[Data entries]

==========

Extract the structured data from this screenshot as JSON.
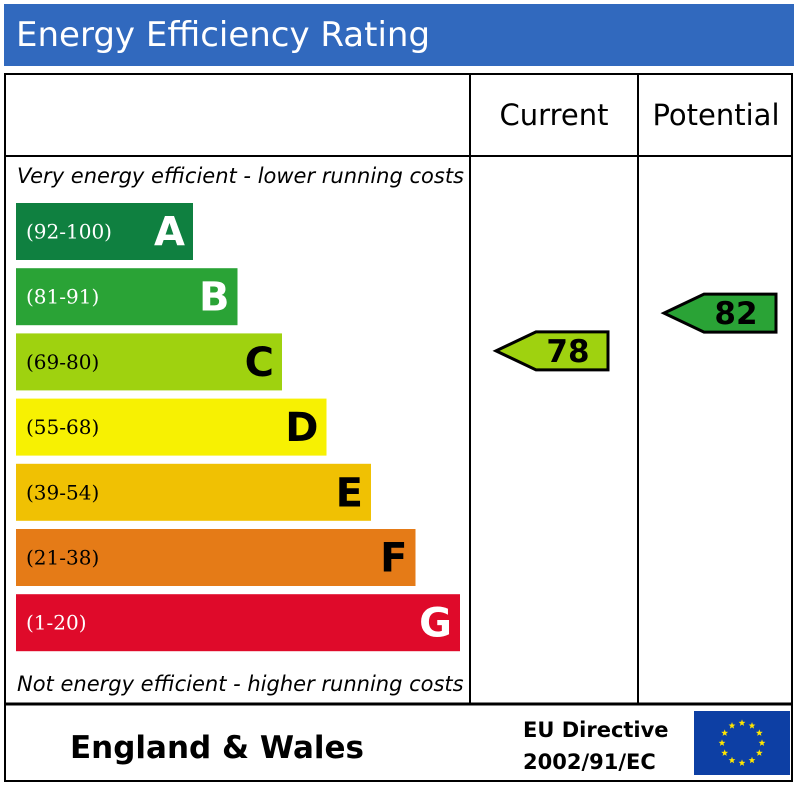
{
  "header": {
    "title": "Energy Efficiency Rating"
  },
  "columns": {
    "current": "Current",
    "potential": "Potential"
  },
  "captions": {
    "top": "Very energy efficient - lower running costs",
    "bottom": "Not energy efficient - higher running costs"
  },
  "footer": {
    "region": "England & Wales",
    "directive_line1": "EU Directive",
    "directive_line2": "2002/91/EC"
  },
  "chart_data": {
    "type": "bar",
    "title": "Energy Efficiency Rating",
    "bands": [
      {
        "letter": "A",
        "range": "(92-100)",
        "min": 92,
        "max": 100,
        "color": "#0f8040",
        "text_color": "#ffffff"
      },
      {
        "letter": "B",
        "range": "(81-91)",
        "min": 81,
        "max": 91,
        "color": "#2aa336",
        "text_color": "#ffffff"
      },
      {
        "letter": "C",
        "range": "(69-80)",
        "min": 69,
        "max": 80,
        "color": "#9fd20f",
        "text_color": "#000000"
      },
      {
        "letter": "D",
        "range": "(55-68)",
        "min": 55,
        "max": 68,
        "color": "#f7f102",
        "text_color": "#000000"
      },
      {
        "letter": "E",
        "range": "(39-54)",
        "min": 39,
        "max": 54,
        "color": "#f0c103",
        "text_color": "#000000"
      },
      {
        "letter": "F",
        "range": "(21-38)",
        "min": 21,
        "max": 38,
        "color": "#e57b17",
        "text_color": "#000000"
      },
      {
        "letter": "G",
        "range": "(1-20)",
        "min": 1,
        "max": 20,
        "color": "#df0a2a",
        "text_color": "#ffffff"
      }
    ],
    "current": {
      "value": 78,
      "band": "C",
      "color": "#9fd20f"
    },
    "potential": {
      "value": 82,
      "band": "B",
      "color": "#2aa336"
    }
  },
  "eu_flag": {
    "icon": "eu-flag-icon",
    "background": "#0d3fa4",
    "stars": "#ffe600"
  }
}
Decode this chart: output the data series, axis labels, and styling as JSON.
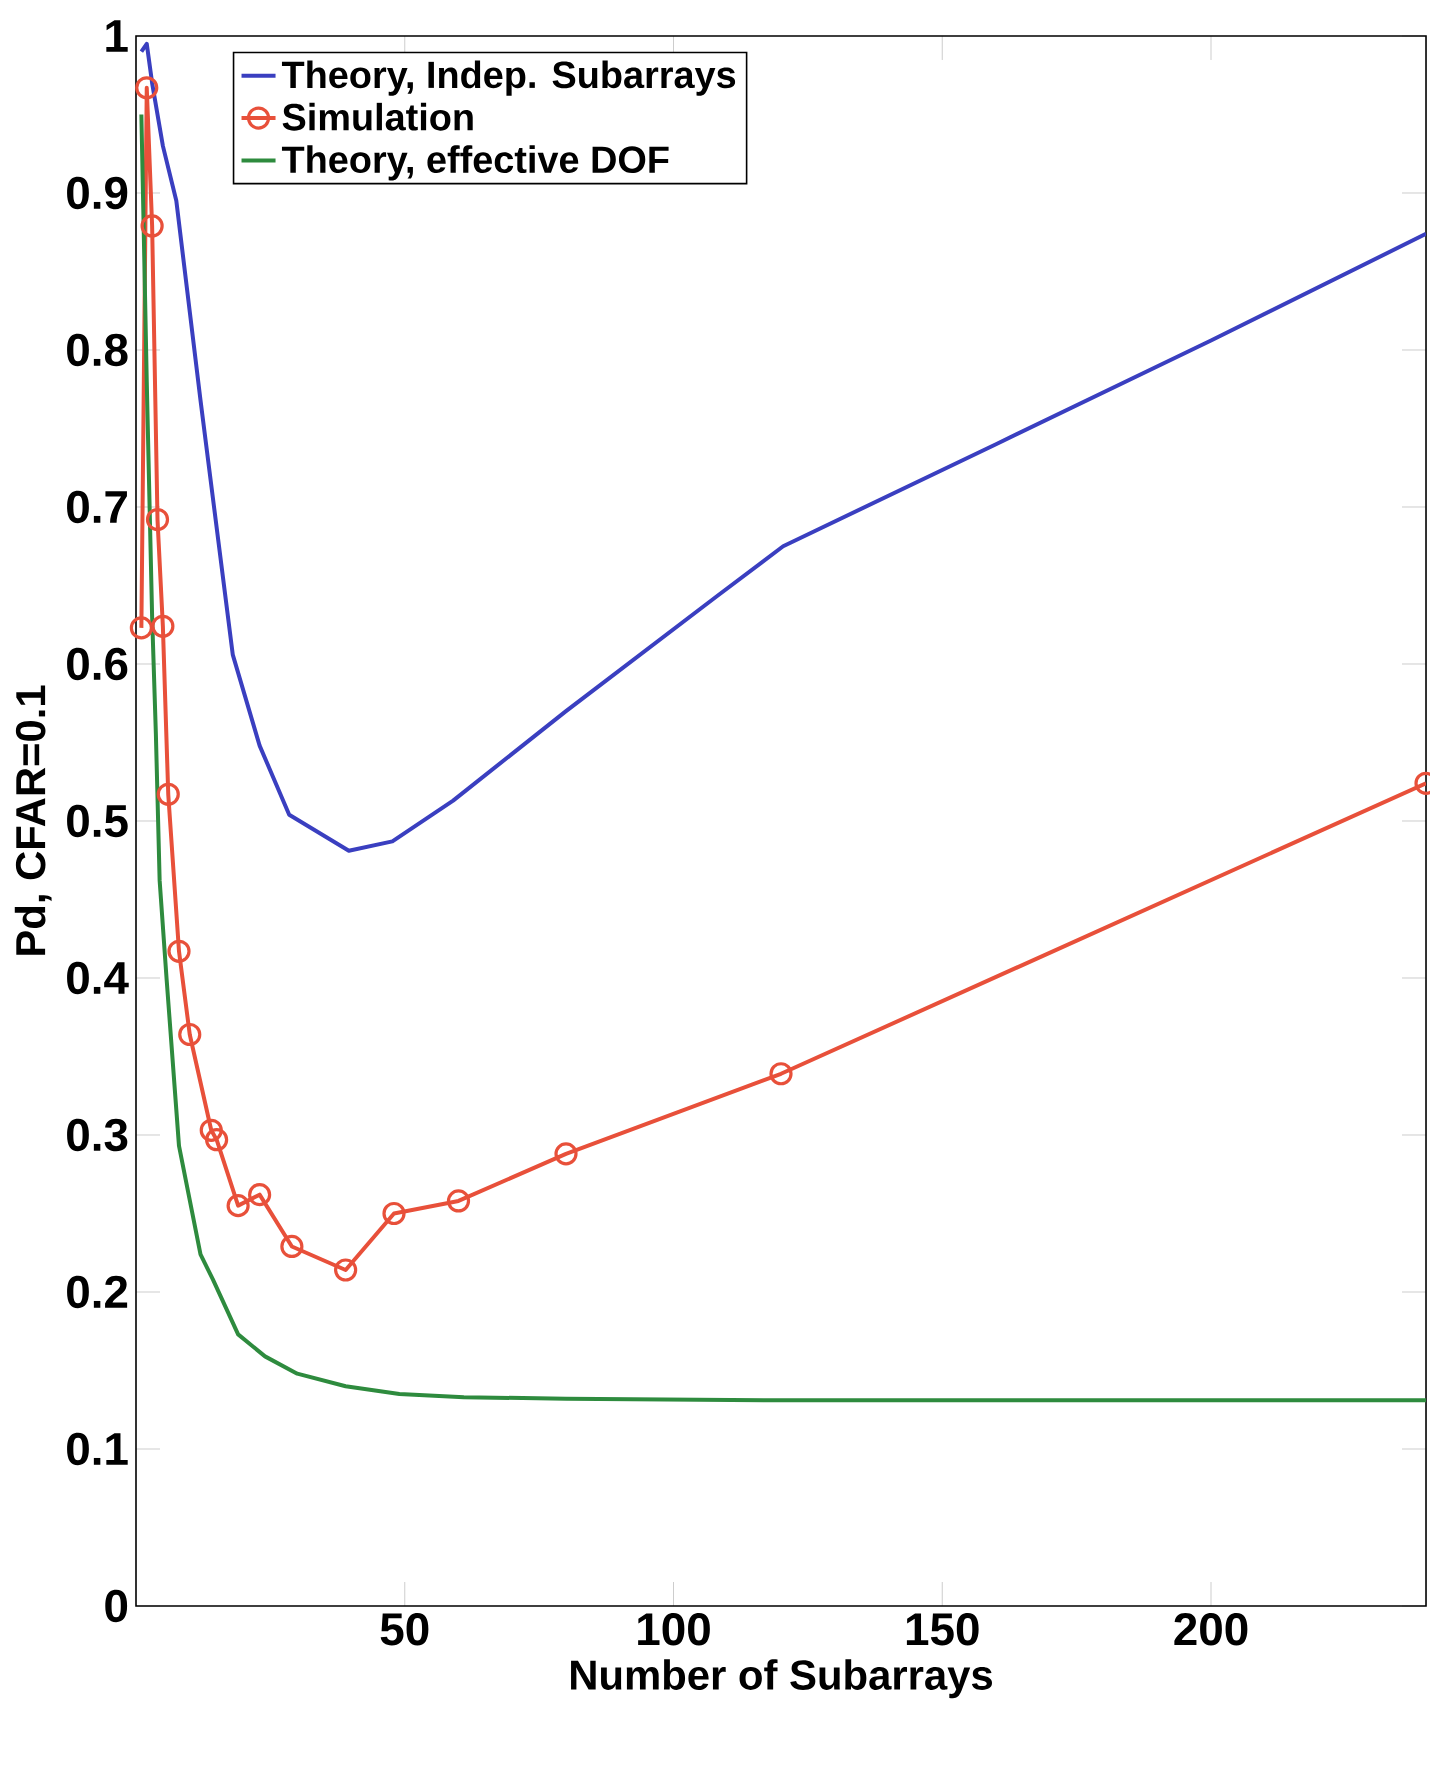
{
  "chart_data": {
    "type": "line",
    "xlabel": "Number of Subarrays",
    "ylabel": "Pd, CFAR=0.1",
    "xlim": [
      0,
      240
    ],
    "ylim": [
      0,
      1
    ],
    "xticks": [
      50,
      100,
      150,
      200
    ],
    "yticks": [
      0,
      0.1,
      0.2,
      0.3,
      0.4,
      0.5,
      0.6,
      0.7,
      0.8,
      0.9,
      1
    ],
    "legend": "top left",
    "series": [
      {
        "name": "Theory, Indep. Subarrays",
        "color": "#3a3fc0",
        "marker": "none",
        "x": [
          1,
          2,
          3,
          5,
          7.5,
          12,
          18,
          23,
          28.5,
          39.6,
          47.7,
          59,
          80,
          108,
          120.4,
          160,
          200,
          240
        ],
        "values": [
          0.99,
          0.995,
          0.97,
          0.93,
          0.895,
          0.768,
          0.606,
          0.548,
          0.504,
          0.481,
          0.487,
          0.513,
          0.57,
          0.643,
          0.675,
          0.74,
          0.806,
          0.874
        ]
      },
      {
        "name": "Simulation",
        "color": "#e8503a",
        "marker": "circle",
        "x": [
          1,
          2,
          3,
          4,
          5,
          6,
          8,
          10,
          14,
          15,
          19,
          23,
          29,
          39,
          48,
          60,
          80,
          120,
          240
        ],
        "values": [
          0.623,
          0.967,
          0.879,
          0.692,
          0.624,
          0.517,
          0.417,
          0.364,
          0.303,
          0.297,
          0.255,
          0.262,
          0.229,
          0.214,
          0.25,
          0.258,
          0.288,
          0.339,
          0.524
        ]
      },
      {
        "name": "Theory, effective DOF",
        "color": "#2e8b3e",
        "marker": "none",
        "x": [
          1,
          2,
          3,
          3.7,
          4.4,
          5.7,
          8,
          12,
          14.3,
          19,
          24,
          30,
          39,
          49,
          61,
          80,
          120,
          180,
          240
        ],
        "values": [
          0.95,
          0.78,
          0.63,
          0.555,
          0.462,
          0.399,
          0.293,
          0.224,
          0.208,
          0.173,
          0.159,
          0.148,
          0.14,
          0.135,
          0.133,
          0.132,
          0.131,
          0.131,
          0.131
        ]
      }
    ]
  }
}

==========

Identify which lines contain the word "Rating" and copy each one.

    "title": "Energy Efficiency Rating"
    "title": "Energy Efficiency Rating",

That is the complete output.